--- Start of EXCERPT PROVIDED ---

The Best Meatballs (2024)

Prep Time:

30 mins

Cook Time:

30 mins

Total Time:

1 hr

Servings:

8

Jump to Nutrition Facts

Searching for the best meatball recipe ever? You've come to the right place. These meatballs are tender, juicy, and full of flavor.

How to Make Meatballs

You'll find a detailed ingredient list and step-by-step instructions in the recipe below, but let's go over the basics:

Meatball Ingredients

Here's what you'll need to make the best meatballs of your life:

· Ground meat: This meatball recipe uses a blend of ground beef, ground veal, and ground pork. You can switch it up depending on what you have on hand.
· Seasonings and herbs: These meatballs are flavored with fresh garlic, fresh Italian flat-leaf parsley, and ground black pepper.
· Eggs: Eggs keep the meatballs from drying out and they act as a binding agent, which means they help hold the ingredients together.
· Cheese: You'll need a cup of freshly grated Romano cheese. If you can, avoid the pre-grated stuff for this recipe.
· Italian bread: Slightly stale Italian bread is preferable. If your bread feels soft, try letting it sit out overnight.
· Water: Slowly add water to the mixture before you roll the meatballs. It'll keep the meatballs nice and moist. Some reviewers prefer to use milk.
· Olive oil: Fry the meatballs in olive oil.

How to Make Meatballs Step-By-Step

Here's a very brief overview of what you can expect when you make this top-rated meatball recipe:

1. Combine the first eight ingredients in a bowl.
2. Add the bread crumbs and slowly add the water.
3. Shape the mixture into meatballs.
4. Fry the meatballs until they're all brown and crisp.

How Long to Cook Meatballs

Cook the meatballs in batches, making sure you don't crowd the pan. It should take about 20 minutes, give or take, for the meatballs to be perfectly crisp and cooked through. Test their temperature first to be sure they're done (an instant-read thermometer inserted into the middle of the meatball should read at least 165 degrees F).

What Goes With Meatballs?

The most obvious way to serve meatballs? With spaghetti, of course! Try our Best Marinara Sauce Yet. These meatballs also work great as an appetizer, in a sandwich, or served over mashed potatoes, rice, or egg noodles.

--- End of EXCERPT PROVIDED ---
--- Start of RECORD EXCERPTS ---

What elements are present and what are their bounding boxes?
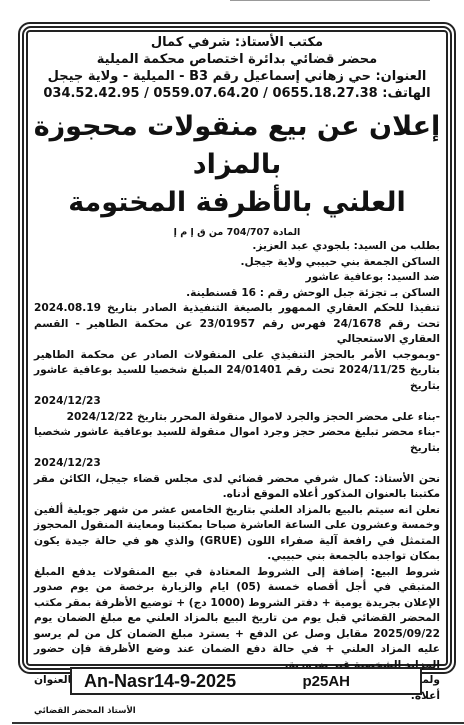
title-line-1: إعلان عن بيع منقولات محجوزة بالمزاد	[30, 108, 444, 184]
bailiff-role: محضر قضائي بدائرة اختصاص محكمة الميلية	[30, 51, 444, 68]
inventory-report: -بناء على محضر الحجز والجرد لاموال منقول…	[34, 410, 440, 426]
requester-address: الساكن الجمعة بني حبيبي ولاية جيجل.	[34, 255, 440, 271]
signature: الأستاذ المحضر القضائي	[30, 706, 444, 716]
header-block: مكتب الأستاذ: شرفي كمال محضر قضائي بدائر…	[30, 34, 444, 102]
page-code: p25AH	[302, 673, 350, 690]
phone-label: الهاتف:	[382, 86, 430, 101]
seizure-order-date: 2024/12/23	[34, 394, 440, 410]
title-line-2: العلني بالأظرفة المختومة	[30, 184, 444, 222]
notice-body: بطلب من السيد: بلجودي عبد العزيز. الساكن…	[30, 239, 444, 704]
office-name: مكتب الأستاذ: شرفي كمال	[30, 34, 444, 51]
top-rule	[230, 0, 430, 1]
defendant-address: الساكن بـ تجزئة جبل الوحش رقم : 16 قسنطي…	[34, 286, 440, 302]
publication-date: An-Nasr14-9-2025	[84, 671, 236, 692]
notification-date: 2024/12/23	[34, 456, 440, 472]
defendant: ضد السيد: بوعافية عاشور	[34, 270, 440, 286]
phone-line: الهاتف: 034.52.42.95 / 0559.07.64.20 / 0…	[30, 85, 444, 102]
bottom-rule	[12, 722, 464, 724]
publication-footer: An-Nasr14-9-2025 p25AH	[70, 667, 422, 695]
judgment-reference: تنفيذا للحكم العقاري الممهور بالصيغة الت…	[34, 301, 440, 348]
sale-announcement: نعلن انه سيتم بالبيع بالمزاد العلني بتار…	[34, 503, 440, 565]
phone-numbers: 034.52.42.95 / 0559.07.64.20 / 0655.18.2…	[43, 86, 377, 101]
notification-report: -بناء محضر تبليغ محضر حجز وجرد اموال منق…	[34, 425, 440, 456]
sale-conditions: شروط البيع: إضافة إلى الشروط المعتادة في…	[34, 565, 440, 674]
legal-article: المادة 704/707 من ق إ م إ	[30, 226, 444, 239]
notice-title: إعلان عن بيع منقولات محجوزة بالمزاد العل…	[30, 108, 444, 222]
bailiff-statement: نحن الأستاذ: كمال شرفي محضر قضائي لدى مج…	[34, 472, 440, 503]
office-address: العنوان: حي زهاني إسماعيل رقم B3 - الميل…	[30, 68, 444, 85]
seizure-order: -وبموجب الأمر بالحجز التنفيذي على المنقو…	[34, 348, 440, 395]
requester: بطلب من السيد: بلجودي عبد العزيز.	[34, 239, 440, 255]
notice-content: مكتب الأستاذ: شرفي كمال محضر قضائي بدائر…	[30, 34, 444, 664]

--- End of RECORD EXCERPTS ---

REQUIRED TASKS
**1.** In the meatball recipe, change "spaghetti" to "linguine" and write out everything from "The most obvious" down to "or egg noodles." with that one change.
**2.** According to the meatball recipe, what should an instant-read thermometer read in the middle of a meatball when it's done?
You won't need the data for any of this.

SOLUTIONS IN ORDER
**1.**
The most obvious way to serve meatballs? With linguine, of course! Try our Best Marinara Sauce Yet. These meatballs also work great as an appetizer, in a sandwich, or served over mashed potatoes, rice, or egg noodles.

**2.** At least 165 degrees F.